Requirement → Each line in the entries below that holds the string "JSON" is to be listed.

Exercise inputs →
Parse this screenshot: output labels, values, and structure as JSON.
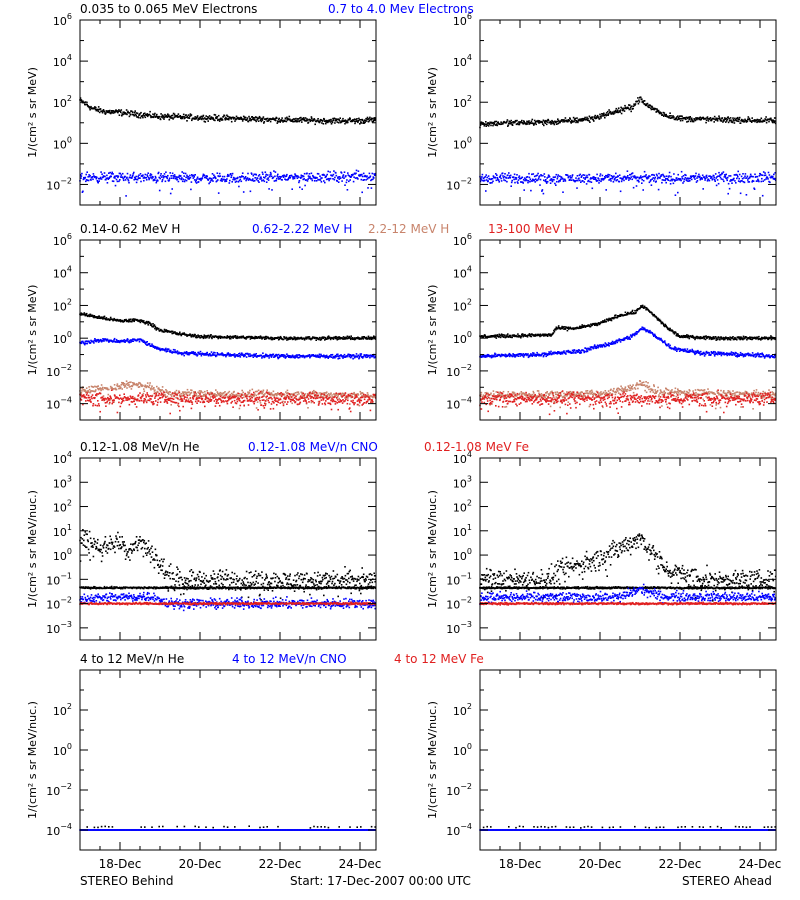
{
  "footer": {
    "left": "STEREO Behind",
    "center": "Start: 17-Dec-2007 00:00 UTC",
    "right": "STEREO Ahead"
  },
  "x_axis": {
    "days_range": [
      0,
      7.4
    ],
    "tick_labels": [
      "18-Dec",
      "20-Dec",
      "22-Dec",
      "24-Dec"
    ],
    "tick_positions_days": [
      1,
      3,
      5,
      7
    ],
    "minor_tick_spacing_days": 0.5
  },
  "chart_data": [
    {
      "id": "electrons",
      "type": "scatter",
      "yscale": "log",
      "ylabel": "1/(cm² s sr MeV)",
      "ylim_exp": [
        -3,
        6
      ],
      "ytick_exps": [
        -2,
        0,
        2,
        4,
        6
      ],
      "legend": [
        {
          "text": "0.035 to 0.065 MeV Electrons",
          "color": "#000000"
        },
        {
          "text": "0.7 to 4.0 Mev Electrons",
          "color": "#0000ff"
        }
      ],
      "panels": [
        {
          "side": "behind",
          "series": [
            {
              "color": "#000000",
              "points": [
                [
                  0,
                  2.1
                ],
                [
                  0.3,
                  1.7
                ],
                [
                  0.6,
                  1.55
                ],
                [
                  1,
                  1.5
                ],
                [
                  1.5,
                  1.4
                ],
                [
                  2,
                  1.3
                ],
                [
                  3,
                  1.25
                ],
                [
                  4,
                  1.2
                ],
                [
                  5,
                  1.15
                ],
                [
                  6,
                  1.1
                ],
                [
                  7,
                  1.1
                ],
                [
                  7.4,
                  1.15
                ]
              ],
              "spread": 0.07
            },
            {
              "color": "#0000ff",
              "points": [
                [
                  0,
                  -1.65
                ],
                [
                  3.5,
                  -1.7
                ],
                [
                  7.4,
                  -1.6
                ]
              ],
              "spread": 0.12
            }
          ]
        },
        {
          "side": "ahead",
          "series": [
            {
              "color": "#000000",
              "points": [
                [
                  0,
                  0.95
                ],
                [
                  1,
                  1.0
                ],
                [
                  2,
                  1.05
                ],
                [
                  2.8,
                  1.2
                ],
                [
                  3.3,
                  1.5
                ],
                [
                  3.8,
                  1.75
                ],
                [
                  4.0,
                  2.2
                ],
                [
                  4.1,
                  1.95
                ],
                [
                  4.6,
                  1.4
                ],
                [
                  5,
                  1.2
                ],
                [
                  6,
                  1.15
                ],
                [
                  7.4,
                  1.1
                ]
              ],
              "spread": 0.07
            },
            {
              "color": "#0000ff",
              "points": [
                [
                  0,
                  -1.7
                ],
                [
                  3.5,
                  -1.7
                ],
                [
                  7.4,
                  -1.65
                ]
              ],
              "spread": 0.12
            }
          ]
        }
      ]
    },
    {
      "id": "protons",
      "type": "scatter",
      "yscale": "log",
      "ylabel": "1/(cm² s sr MeV)",
      "ylim_exp": [
        -5,
        6
      ],
      "ytick_exps": [
        -4,
        -2,
        0,
        2,
        4,
        6
      ],
      "legend": [
        {
          "text": "0.14-0.62 MeV H",
          "color": "#000000"
        },
        {
          "text": "0.62-2.22 MeV H",
          "color": "#0000ff"
        },
        {
          "text": "2.2-12 MeV H",
          "color": "#c8846c"
        },
        {
          "text": "13-100 MeV H",
          "color": "#e02020"
        }
      ],
      "panels": [
        {
          "side": "behind",
          "series": [
            {
              "color": "#000000",
              "points": [
                [
                  0,
                  1.5
                ],
                [
                  0.4,
                  1.3
                ],
                [
                  1,
                  1.05
                ],
                [
                  1.4,
                  1.1
                ],
                [
                  1.7,
                  0.95
                ],
                [
                  2.0,
                  0.5
                ],
                [
                  2.5,
                  0.25
                ],
                [
                  3,
                  0.1
                ],
                [
                  4,
                  0.05
                ],
                [
                  5,
                  0.0
                ],
                [
                  6,
                  0.0
                ],
                [
                  7.4,
                  0.0
                ]
              ],
              "spread": 0.05
            },
            {
              "color": "#0000ff",
              "points": [
                [
                  0,
                  -0.3
                ],
                [
                  0.5,
                  -0.1
                ],
                [
                  1,
                  -0.2
                ],
                [
                  1.5,
                  -0.1
                ],
                [
                  1.9,
                  -0.6
                ],
                [
                  2.5,
                  -0.9
                ],
                [
                  3.5,
                  -1.0
                ],
                [
                  5,
                  -1.1
                ],
                [
                  7.4,
                  -1.1
                ]
              ],
              "spread": 0.06
            },
            {
              "color": "#c8846c",
              "points": [
                [
                  0,
                  -3.2
                ],
                [
                  0.8,
                  -3.1
                ],
                [
                  1.2,
                  -2.8
                ],
                [
                  1.7,
                  -3.0
                ],
                [
                  2.2,
                  -3.4
                ],
                [
                  7.4,
                  -3.5
                ]
              ],
              "spread": 0.12
            },
            {
              "color": "#e02020",
              "points": [
                [
                  0,
                  -3.7
                ],
                [
                  7.4,
                  -3.7
                ]
              ],
              "spread": 0.18
            }
          ]
        },
        {
          "side": "ahead",
          "series": [
            {
              "color": "#000000",
              "points": [
                [
                  0,
                  0.1
                ],
                [
                  1,
                  0.15
                ],
                [
                  1.8,
                  0.2
                ],
                [
                  1.9,
                  0.6
                ],
                [
                  2.4,
                  0.6
                ],
                [
                  3,
                  0.9
                ],
                [
                  3.5,
                  1.4
                ],
                [
                  3.9,
                  1.6
                ],
                [
                  4.05,
                  2.0
                ],
                [
                  4.3,
                  1.5
                ],
                [
                  4.7,
                  0.6
                ],
                [
                  5,
                  0.1
                ],
                [
                  6,
                  0.0
                ],
                [
                  7.4,
                  0.0
                ]
              ],
              "spread": 0.05
            },
            {
              "color": "#0000ff",
              "points": [
                [
                  0,
                  -1.1
                ],
                [
                  1.5,
                  -1.0
                ],
                [
                  2.5,
                  -0.8
                ],
                [
                  3.3,
                  -0.3
                ],
                [
                  3.8,
                  0.1
                ],
                [
                  4.05,
                  0.6
                ],
                [
                  4.3,
                  0.3
                ],
                [
                  4.8,
                  -0.6
                ],
                [
                  5.5,
                  -0.9
                ],
                [
                  7.4,
                  -1.1
                ]
              ],
              "spread": 0.06
            },
            {
              "color": "#c8846c",
              "points": [
                [
                  0,
                  -3.5
                ],
                [
                  3.2,
                  -3.4
                ],
                [
                  3.8,
                  -3.0
                ],
                [
                  4.1,
                  -2.8
                ],
                [
                  4.5,
                  -3.3
                ],
                [
                  7.4,
                  -3.5
                ]
              ],
              "spread": 0.12
            },
            {
              "color": "#e02020",
              "points": [
                [
                  0,
                  -3.7
                ],
                [
                  7.4,
                  -3.7
                ]
              ],
              "spread": 0.18
            }
          ]
        }
      ]
    },
    {
      "id": "ions-low",
      "type": "scatter",
      "yscale": "log",
      "ylabel": "1/(cm² s sr MeV/nuc.)",
      "ylim_exp": [
        -3.5,
        4
      ],
      "ytick_exps": [
        -3,
        -2,
        -1,
        0,
        1,
        2,
        3,
        4
      ],
      "legend": [
        {
          "text": "0.12-1.08 MeV/n He",
          "color": "#000000"
        },
        {
          "text": "0.12-1.08 MeV/n CNO",
          "color": "#0000ff"
        },
        {
          "text": "0.12-1.08 MeV Fe",
          "color": "#e02020"
        }
      ],
      "panels": [
        {
          "side": "behind",
          "series": [
            {
              "color": "#000000",
              "points": [
                [
                  0,
                  0.7
                ],
                [
                  0.3,
                  0.5
                ],
                [
                  0.6,
                  0.3
                ],
                [
                  0.9,
                  0.6
                ],
                [
                  1.2,
                  0.2
                ],
                [
                  1.5,
                  0.6
                ],
                [
                  1.8,
                  0.1
                ],
                [
                  2.0,
                  -0.4
                ],
                [
                  2.2,
                  -0.8
                ],
                [
                  2.5,
                  -1.0
                ],
                [
                  4,
                  -1.05
                ],
                [
                  7.4,
                  -1.05
                ]
              ],
              "spread": 0.2
            },
            {
              "color": "#000000",
              "points": [
                [
                  0,
                  -1.35
                ],
                [
                  7.4,
                  -1.35
                ]
              ],
              "spread": 0.02
            },
            {
              "color": "#0000ff",
              "points": [
                [
                  0,
                  -1.8
                ],
                [
                  1.8,
                  -1.7
                ],
                [
                  2.2,
                  -2.0
                ],
                [
                  7.4,
                  -2.0
                ]
              ],
              "spread": 0.1
            },
            {
              "color": "#e02020",
              "points": [
                [
                  0,
                  -2.0
                ],
                [
                  7.4,
                  -2.0
                ]
              ],
              "spread": 0.02
            }
          ]
        },
        {
          "side": "ahead",
          "series": [
            {
              "color": "#000000",
              "points": [
                [
                  0,
                  -1.0
                ],
                [
                  1.7,
                  -1.0
                ],
                [
                  2.0,
                  -0.6
                ],
                [
                  2.5,
                  -0.4
                ],
                [
                  3,
                  -0.1
                ],
                [
                  3.5,
                  0.3
                ],
                [
                  4.0,
                  0.7
                ],
                [
                  4.3,
                  0.2
                ],
                [
                  4.6,
                  -0.5
                ],
                [
                  5,
                  -0.8
                ],
                [
                  5.5,
                  -1.0
                ],
                [
                  7.4,
                  -1.05
                ]
              ],
              "spread": 0.2
            },
            {
              "color": "#000000",
              "points": [
                [
                  0,
                  -1.35
                ],
                [
                  7.4,
                  -1.35
                ]
              ],
              "spread": 0.02
            },
            {
              "color": "#0000ff",
              "points": [
                [
                  0,
                  -1.75
                ],
                [
                  3.5,
                  -1.75
                ],
                [
                  4.0,
                  -1.4
                ],
                [
                  4.5,
                  -1.7
                ],
                [
                  7.4,
                  -1.75
                ]
              ],
              "spread": 0.1
            },
            {
              "color": "#e02020",
              "points": [
                [
                  0,
                  -2.0
                ],
                [
                  7.4,
                  -2.0
                ]
              ],
              "spread": 0.02
            }
          ]
        }
      ]
    },
    {
      "id": "ions-high",
      "type": "scatter",
      "yscale": "log",
      "ylabel": "1/(cm² s sr MeV/nuc.)",
      "ylim_exp": [
        -5,
        4
      ],
      "ytick_exps": [
        -4,
        -2,
        0,
        2
      ],
      "legend": [
        {
          "text": "4 to 12 MeV/n He",
          "color": "#000000"
        },
        {
          "text": "4 to 12 MeV/n CNO",
          "color": "#0000ff"
        },
        {
          "text": "4 to 12 MeV Fe",
          "color": "#e02020"
        }
      ],
      "panels": [
        {
          "side": "behind",
          "series": [
            {
              "color": "#0000ff",
              "points": [
                [
                  0,
                  -4.0
                ],
                [
                  7.4,
                  -4.0
                ]
              ],
              "spread": 0.0
            },
            {
              "color": "#000000",
              "points": [
                [
                  0,
                  -3.85
                ],
                [
                  7.4,
                  -3.85
                ]
              ],
              "spread": 0.02,
              "sparse": true
            }
          ]
        },
        {
          "side": "ahead",
          "series": [
            {
              "color": "#0000ff",
              "points": [
                [
                  0,
                  -4.0
                ],
                [
                  7.4,
                  -4.0
                ]
              ],
              "spread": 0.0
            },
            {
              "color": "#000000",
              "points": [
                [
                  0,
                  -3.85
                ],
                [
                  7.4,
                  -3.85
                ]
              ],
              "spread": 0.02,
              "sparse": true
            }
          ]
        }
      ]
    }
  ]
}
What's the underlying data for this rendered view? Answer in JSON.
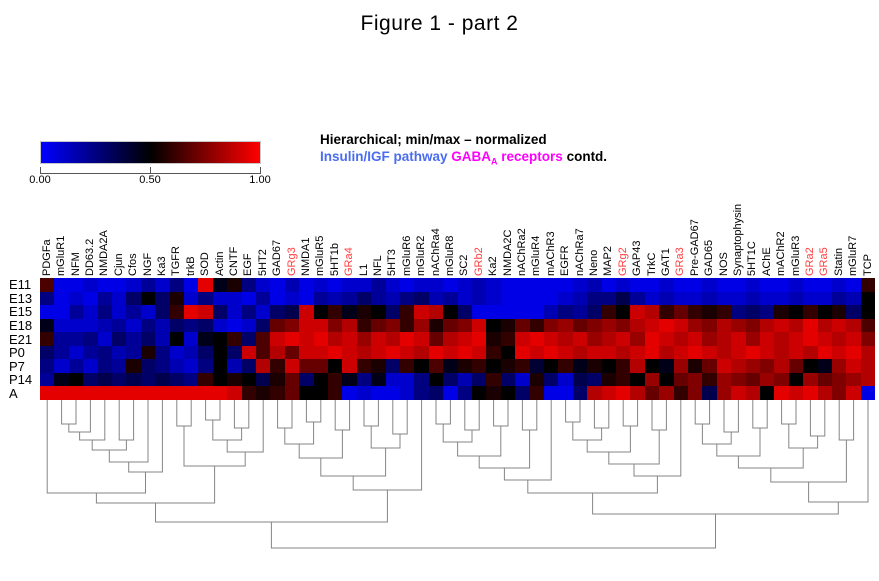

Expected answer →
Parse this screenshot: output labels, values, and structure as JSON.
What's the underlying data for this rendered view? Answer in JSON.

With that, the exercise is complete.